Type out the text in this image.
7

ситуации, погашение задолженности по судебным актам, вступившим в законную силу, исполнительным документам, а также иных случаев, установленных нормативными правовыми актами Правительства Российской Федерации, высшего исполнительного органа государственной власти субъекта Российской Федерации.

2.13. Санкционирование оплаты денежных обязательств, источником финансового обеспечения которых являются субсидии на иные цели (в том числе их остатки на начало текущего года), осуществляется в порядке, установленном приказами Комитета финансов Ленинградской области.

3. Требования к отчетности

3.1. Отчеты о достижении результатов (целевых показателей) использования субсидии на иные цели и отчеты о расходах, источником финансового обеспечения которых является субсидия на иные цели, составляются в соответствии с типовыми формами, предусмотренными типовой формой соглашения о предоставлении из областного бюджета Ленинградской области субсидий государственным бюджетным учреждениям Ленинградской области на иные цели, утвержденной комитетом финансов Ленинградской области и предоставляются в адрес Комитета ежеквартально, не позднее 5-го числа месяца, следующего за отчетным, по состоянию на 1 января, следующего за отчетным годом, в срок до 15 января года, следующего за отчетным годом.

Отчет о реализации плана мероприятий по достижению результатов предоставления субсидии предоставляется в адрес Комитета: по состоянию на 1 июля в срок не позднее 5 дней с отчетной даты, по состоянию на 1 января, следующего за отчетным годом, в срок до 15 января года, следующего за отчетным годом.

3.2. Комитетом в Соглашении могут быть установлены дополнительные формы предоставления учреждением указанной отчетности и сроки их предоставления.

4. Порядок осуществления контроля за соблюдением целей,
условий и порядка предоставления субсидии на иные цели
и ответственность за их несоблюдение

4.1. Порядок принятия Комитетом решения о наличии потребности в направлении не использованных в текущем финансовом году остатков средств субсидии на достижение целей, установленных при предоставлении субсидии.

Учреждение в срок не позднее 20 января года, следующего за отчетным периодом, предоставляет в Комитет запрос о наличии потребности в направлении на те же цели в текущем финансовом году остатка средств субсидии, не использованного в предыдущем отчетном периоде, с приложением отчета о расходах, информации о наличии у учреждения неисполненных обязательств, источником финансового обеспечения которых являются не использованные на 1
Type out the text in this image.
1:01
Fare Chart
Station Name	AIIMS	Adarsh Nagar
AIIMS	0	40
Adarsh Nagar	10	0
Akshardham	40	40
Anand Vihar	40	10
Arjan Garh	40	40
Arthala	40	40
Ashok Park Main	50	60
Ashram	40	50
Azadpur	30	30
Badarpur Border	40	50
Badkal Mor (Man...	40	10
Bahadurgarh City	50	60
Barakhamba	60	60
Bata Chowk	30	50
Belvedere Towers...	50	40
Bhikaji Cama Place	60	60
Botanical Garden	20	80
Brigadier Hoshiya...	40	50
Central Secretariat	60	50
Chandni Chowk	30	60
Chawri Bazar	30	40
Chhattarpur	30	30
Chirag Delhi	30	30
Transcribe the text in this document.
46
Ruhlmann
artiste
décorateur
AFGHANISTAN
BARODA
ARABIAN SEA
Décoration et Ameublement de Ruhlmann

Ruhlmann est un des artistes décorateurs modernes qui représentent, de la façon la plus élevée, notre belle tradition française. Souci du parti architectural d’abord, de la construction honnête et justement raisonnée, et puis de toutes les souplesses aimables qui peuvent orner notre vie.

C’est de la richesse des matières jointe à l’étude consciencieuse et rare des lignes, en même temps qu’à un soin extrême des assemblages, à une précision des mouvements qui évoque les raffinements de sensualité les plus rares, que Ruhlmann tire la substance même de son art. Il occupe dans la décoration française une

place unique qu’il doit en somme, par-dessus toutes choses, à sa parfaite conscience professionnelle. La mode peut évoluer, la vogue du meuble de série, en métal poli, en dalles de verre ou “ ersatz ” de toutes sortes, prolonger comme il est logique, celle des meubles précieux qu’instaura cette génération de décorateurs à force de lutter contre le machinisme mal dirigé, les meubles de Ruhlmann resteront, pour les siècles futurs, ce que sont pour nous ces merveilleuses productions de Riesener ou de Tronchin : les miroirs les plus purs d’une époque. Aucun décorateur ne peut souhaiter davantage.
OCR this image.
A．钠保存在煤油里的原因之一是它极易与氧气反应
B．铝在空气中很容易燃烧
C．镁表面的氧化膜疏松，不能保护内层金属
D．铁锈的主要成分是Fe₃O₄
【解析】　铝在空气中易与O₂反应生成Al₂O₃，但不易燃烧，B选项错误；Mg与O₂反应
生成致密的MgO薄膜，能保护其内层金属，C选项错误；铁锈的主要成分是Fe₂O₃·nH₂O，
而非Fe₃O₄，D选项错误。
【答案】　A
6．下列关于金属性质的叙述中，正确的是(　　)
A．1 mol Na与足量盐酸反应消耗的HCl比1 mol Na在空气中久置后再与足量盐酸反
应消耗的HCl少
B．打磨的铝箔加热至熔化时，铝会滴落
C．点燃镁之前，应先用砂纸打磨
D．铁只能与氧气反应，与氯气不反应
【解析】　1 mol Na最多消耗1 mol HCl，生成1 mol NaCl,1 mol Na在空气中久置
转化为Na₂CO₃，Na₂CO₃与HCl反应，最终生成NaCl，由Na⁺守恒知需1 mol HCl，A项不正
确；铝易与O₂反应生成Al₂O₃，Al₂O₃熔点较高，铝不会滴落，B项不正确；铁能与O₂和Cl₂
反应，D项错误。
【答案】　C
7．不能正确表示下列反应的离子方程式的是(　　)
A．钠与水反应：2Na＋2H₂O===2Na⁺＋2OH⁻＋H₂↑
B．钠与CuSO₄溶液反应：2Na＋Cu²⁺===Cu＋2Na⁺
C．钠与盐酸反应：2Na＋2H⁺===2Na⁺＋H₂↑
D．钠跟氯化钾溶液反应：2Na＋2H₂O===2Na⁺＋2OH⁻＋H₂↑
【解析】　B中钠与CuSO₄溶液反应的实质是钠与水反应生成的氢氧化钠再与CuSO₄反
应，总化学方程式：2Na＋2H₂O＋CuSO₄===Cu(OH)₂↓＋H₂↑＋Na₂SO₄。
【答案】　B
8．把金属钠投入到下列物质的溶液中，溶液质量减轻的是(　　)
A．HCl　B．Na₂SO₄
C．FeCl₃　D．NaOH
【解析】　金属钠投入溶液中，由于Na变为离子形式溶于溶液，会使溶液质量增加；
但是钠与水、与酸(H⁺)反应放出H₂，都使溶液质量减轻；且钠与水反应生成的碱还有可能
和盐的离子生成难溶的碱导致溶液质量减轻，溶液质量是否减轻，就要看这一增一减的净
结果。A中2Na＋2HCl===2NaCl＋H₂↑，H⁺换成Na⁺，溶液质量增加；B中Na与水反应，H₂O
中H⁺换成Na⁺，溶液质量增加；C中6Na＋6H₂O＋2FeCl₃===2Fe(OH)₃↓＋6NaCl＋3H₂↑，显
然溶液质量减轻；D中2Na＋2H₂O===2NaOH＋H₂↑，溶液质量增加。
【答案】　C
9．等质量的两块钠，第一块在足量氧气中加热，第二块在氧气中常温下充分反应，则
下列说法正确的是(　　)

- - - - -

What is needed here is an exact reproduction of all the entries.

Type out the text in this image.
7

ситуации, погашение задолженности по судебным актам, вступившим в законную силу, исполнительным документам, а также иных случаев, установленных нормативными правовыми актами Правительства Российской Федерации, высшего исполнительного органа государственной власти субъекта Российской Федерации.

2.13. Санкционирование оплаты денежных обязательств, источником финансового обеспечения которых являются субсидии на иные цели (в том числе их остатки на начало текущего года), осуществляется в порядке, установленном приказами Комитета финансов Ленинградской области.

3. Требования к отчетности

3.1. Отчеты о достижении результатов (целевых показателей) использования субсидии на иные цели и отчеты о расходах, источником финансового обеспечения которых является субсидия на иные цели, составляются в соответствии с типовыми формами, предусмотренными типовой формой соглашения о предоставлении из областного бюджета Ленинградской области субсидий государственным бюджетным учреждениям Ленинградской области на иные цели, утвержденной комитетом финансов Ленинградской области и предоставляются в адрес Комитета ежеквартально, не позднее 5-го числа месяца, следующего за отчетным, по состоянию на 1 января, следующего за отчетным годом, в срок до 15 января года, следующего за отчетным годом.

Отчет о реализации плана мероприятий по достижению результатов предоставления субсидии предоставляется в адрес Комитета: по состоянию на 1 июля в срок не позднее 5 дней с отчетной даты, по состоянию на 1 января, следующего за отчетным годом, в срок до 15 января года, следующего за отчетным годом.

3.2. Комитетом в Соглашении могут быть установлены дополнительные формы предоставления учреждением указанной отчетности и сроки их предоставления.

4. Порядок осуществления контроля за соблюдением целей,
условий и порядка предоставления субсидии на иные цели
и ответственность за их несоблюдение

4.1. Порядок принятия Комитетом решения о наличии потребности в направлении не использованных в текущем финансовом году остатков средств субсидии на достижение целей, установленных при предоставлении субсидии.

Учреждение в срок не позднее 20 января года, следующего за отчетным периодом, предоставляет в Комитет запрос о наличии потребности в направлении на те же цели в текущем финансовом году остатка средств субсидии, не использованного в предыдущем отчетном периоде, с приложением отчета о расходах, информации о наличии у учреждения неисполненных обязательств, источником финансового обеспечения которых являются не использованные на 1
Type out the text in this image.
1:01
Fare Chart
Station Name	AIIMS	Adarsh Nagar
AIIMS	0	40
Adarsh Nagar	10	0
Akshardham	40	40
Anand Vihar	40	10
Arjan Garh	40	40
Arthala	40	40
Ashok Park Main	50	60
Ashram	40	50
Azadpur	30	30
Badarpur Border	40	50
Badkal Mor (Man...	40	10
Bahadurgarh City	50	60
Barakhamba	60	60
Bata Chowk	30	50
Belvedere Towers...	50	40
Bhikaji Cama Place	60	60
Botanical Garden	20	80
Brigadier Hoshiya...	40	50
Central Secretariat	60	50
Chandni Chowk	30	60
Chawri Bazar	30	40
Chhattarpur	30	30
Chirag Delhi	30	30
Transcribe the text in this document.
46
Ruhlmann
artiste
décorateur
AFGHANISTAN
BARODA
ARABIAN SEA
Décoration et Ameublement de Ruhlmann

Ruhlmann est un des artistes décorateurs modernes qui représentent, de la façon la plus élevée, notre belle tradition française. Souci du parti architectural d’abord, de la construction honnête et justement raisonnée, et puis de toutes les souplesses aimables qui peuvent orner notre vie.

C’est de la richesse des matières jointe à l’étude consciencieuse et rare des lignes, en même temps qu’à un soin extrême des assemblages, à une précision des mouvements qui évoque les raffinements de sensualité les plus rares, que Ruhlmann tire la substance même de son art. Il occupe dans la décoration française une

place unique qu’il doit en somme, par-dessus toutes choses, à sa parfaite conscience professionnelle. La mode peut évoluer, la vogue du meuble de série, en métal poli, en dalles de verre ou “ ersatz ” de toutes sortes, prolonger comme il est logique, celle des meubles précieux qu’instaura cette génération de décorateurs à force de lutter contre le machinisme mal dirigé, les meubles de Ruhlmann resteront, pour les siècles futurs, ce que sont pour nous ces merveilleuses productions de Riesener ou de Tronchin : les miroirs les plus purs d’une époque. Aucun décorateur ne peut souhaiter davantage.
OCR this image.
A．钠保存在煤油里的原因之一是它极易与氧气反应
B．铝在空气中很容易燃烧
C．镁表面的氧化膜疏松，不能保护内层金属
D．铁锈的主要成分是Fe₃O₄
【解析】　铝在空气中易与O₂反应生成Al₂O₃，但不易燃烧，B选项错误；Mg与O₂反应
生成致密的MgO薄膜，能保护其内层金属，C选项错误；铁锈的主要成分是Fe₂O₃·nH₂O，
而非Fe₃O₄，D选项错误。
【答案】　A
6．下列关于金属性质的叙述中，正确的是(　　)
A．1 mol Na与足量盐酸反应消耗的HCl比1 mol Na在空气中久置后再与足量盐酸反
应消耗的HCl少
B．打磨的铝箔加热至熔化时，铝会滴落
C．点燃镁之前，应先用砂纸打磨
D．铁只能与氧气反应，与氯气不反应
【解析】　1 mol Na最多消耗1 mol HCl，生成1 mol NaCl,1 mol Na在空气中久置
转化为Na₂CO₃，Na₂CO₃与HCl反应，最终生成NaCl，由Na⁺守恒知需1 mol HCl，A项不正
确；铝易与O₂反应生成Al₂O₃，Al₂O₃熔点较高，铝不会滴落，B项不正确；铁能与O₂和Cl₂
反应，D项错误。
【答案】　C
7．不能正确表示下列反应的离子方程式的是(　　)
A．钠与水反应：2Na＋2H₂O===2Na⁺＋2OH⁻＋H₂↑
B．钠与CuSO₄溶液反应：2Na＋Cu²⁺===Cu＋2Na⁺
C．钠与盐酸反应：2Na＋2H⁺===2Na⁺＋H₂↑
D．钠跟氯化钾溶液反应：2Na＋2H₂O===2Na⁺＋2OH⁻＋H₂↑
【解析】　B中钠与CuSO₄溶液反应的实质是钠与水反应生成的氢氧化钠再与CuSO₄反
应，总化学方程式：2Na＋2H₂O＋CuSO₄===Cu(OH)₂↓＋H₂↑＋Na₂SO₄。
【答案】　B
8．把金属钠投入到下列物质的溶液中，溶液质量减轻的是(　　)
A．HCl　B．Na₂SO₄
C．FeCl₃　D．NaOH
【解析】　金属钠投入溶液中，由于Na变为离子形式溶于溶液，会使溶液质量增加；
但是钠与水、与酸(H⁺)反应放出H₂，都使溶液质量减轻；且钠与水反应生成的碱还有可能
和盐的离子生成难溶的碱导致溶液质量减轻，溶液质量是否减轻，就要看这一增一减的净
结果。A中2Na＋2HCl===2NaCl＋H₂↑，H⁺换成Na⁺，溶液质量增加；B中Na与水反应，H₂O
中H⁺换成Na⁺，溶液质量增加；C中6Na＋6H₂O＋2FeCl₃===2Fe(OH)₃↓＋6NaCl＋3H₂↑，显
然溶液质量减轻；D中2Na＋2H₂O===2NaOH＋H₂↑，溶液质量增加。
【答案】　C
9．等质量的两块钠，第一块在足量氧气中加热，第二块在氧气中常温下充分反应，则
下列说法正确的是(　　)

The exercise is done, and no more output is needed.